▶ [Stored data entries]

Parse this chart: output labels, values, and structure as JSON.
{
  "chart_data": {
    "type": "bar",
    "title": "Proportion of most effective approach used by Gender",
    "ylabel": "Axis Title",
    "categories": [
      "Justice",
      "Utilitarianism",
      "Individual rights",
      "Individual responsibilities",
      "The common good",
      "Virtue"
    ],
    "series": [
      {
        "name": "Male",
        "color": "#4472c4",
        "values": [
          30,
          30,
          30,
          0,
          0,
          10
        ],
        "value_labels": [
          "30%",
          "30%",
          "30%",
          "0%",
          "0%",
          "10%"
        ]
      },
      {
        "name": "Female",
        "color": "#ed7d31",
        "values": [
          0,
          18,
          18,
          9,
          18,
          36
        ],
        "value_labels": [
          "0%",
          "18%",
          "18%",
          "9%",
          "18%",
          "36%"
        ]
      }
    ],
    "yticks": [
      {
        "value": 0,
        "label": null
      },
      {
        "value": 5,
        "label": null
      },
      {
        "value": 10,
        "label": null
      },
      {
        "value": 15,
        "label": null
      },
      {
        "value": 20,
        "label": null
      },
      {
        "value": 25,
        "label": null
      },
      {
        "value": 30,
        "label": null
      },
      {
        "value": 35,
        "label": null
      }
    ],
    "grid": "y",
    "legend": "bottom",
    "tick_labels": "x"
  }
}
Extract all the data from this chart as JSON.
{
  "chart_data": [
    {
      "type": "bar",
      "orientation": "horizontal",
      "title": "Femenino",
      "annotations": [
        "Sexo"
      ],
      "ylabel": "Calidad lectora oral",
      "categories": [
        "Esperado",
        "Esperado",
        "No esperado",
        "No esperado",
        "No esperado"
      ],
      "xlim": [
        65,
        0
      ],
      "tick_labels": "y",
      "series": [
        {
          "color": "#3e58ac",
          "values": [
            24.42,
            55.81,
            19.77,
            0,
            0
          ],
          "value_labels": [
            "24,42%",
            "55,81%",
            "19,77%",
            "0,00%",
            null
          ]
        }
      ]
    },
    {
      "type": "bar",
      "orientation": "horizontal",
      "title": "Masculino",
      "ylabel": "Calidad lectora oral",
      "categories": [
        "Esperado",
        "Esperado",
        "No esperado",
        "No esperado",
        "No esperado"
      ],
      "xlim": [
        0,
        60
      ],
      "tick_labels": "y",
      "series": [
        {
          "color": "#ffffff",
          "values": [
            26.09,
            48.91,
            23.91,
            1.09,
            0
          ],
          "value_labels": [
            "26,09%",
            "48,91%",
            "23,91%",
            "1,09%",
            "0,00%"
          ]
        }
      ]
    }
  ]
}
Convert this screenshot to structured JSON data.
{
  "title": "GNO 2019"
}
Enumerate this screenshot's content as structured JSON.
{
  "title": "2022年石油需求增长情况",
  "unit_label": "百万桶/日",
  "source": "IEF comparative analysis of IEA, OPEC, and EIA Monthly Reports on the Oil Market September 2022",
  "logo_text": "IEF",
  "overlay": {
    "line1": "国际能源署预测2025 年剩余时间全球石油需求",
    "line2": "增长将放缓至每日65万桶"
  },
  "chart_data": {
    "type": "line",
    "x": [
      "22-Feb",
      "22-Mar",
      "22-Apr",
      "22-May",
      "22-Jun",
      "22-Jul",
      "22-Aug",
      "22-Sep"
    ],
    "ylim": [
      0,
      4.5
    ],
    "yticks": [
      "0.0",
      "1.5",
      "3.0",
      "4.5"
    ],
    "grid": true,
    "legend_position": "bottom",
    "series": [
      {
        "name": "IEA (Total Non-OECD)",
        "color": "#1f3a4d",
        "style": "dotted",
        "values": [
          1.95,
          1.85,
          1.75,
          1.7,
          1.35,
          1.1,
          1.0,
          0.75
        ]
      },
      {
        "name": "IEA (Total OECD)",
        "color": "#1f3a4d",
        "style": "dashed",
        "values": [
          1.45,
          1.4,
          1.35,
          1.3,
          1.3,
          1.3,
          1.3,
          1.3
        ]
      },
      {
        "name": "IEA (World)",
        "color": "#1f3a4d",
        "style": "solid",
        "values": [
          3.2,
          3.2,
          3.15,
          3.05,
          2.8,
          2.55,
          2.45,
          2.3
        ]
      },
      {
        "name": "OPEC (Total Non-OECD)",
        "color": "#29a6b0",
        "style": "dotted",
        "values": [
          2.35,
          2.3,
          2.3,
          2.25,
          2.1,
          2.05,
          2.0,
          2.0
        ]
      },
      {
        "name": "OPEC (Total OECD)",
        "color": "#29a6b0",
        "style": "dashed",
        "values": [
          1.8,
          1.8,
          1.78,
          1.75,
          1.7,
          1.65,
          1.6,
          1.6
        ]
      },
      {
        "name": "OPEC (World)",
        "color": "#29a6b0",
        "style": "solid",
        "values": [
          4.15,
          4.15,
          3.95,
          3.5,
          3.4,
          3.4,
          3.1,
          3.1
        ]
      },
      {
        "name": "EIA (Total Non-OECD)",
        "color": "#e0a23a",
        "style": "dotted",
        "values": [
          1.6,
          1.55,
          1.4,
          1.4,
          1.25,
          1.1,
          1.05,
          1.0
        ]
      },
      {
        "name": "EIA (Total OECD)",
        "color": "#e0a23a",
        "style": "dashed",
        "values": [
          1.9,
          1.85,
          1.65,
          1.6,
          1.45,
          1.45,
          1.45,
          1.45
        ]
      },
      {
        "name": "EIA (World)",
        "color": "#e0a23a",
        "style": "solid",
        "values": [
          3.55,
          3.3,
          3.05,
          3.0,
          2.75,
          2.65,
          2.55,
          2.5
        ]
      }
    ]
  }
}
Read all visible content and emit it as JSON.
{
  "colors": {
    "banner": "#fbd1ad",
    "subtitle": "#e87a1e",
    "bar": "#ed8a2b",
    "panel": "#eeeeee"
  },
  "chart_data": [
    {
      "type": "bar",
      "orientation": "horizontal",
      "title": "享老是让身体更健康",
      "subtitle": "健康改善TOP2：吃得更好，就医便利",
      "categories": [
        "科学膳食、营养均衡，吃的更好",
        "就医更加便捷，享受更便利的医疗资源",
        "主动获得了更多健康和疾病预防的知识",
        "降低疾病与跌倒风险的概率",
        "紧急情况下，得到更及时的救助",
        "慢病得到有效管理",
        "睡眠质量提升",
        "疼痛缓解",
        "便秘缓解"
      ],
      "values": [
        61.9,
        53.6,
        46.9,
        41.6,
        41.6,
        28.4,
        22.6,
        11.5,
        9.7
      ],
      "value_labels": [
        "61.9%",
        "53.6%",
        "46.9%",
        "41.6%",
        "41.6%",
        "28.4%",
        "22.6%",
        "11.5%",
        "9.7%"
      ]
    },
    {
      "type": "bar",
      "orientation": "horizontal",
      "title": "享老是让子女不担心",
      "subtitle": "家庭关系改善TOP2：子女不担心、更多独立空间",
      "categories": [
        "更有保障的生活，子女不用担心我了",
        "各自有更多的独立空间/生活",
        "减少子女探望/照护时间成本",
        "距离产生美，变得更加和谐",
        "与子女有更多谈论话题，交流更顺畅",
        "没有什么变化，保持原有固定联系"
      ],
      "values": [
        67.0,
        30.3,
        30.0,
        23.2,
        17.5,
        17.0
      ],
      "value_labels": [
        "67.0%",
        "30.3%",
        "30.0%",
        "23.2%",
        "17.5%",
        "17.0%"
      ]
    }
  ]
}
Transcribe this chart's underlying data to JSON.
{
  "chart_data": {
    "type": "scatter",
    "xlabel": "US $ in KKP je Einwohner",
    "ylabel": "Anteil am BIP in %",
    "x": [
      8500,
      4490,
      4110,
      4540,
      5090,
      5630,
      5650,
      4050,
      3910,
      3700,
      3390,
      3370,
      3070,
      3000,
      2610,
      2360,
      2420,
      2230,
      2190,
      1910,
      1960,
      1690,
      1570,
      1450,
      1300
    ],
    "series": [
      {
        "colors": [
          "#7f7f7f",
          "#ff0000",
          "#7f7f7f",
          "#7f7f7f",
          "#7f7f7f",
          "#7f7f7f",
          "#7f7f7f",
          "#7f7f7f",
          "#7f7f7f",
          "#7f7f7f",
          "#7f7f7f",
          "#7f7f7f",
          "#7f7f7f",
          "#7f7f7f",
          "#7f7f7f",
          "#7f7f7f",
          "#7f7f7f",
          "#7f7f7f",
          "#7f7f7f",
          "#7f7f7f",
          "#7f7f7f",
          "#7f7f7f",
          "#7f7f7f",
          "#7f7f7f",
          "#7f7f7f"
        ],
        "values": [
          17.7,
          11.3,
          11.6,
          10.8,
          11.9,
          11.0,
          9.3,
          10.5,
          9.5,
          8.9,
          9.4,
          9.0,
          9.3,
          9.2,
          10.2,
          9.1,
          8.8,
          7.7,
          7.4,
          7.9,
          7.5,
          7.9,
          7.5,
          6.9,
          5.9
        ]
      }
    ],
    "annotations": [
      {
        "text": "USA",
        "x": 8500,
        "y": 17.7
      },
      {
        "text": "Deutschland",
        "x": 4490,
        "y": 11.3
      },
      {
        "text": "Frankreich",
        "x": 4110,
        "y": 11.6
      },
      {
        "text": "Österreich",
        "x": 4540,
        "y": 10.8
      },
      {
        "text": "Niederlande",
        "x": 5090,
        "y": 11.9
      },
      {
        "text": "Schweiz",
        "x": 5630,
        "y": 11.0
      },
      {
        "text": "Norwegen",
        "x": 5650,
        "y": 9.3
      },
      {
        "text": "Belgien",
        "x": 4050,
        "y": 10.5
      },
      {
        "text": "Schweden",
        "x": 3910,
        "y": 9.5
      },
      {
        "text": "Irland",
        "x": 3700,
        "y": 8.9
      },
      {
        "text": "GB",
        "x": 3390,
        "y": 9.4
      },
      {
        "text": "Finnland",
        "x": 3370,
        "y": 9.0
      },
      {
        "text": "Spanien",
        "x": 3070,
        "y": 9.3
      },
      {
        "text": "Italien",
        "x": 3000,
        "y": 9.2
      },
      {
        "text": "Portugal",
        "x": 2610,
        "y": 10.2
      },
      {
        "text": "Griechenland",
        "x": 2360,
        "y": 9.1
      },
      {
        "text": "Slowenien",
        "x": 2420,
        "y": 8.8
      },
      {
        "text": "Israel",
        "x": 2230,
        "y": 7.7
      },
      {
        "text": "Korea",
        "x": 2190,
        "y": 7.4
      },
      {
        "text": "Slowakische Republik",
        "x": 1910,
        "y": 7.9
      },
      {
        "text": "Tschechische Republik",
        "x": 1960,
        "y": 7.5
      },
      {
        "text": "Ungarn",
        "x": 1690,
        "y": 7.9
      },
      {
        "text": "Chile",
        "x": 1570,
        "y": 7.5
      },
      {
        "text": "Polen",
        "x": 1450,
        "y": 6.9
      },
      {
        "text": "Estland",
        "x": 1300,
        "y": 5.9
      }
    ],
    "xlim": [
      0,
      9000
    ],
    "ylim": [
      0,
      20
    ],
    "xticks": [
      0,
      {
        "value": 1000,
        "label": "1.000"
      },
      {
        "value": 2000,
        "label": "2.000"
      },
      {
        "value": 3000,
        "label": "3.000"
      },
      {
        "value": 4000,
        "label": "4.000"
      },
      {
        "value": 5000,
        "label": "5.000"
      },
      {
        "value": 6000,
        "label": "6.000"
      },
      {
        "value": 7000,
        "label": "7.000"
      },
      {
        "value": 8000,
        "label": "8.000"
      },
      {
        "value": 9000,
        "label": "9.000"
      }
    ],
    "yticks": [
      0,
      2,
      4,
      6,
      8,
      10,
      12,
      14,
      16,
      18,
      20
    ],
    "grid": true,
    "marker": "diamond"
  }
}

▶ [Task to complete]
Write out every line from the entries where "World" appears.

▶ [Full response]
        "name": "IEA (World)",
        "name": "OPEC (World)",
        "name": "EIA (World)",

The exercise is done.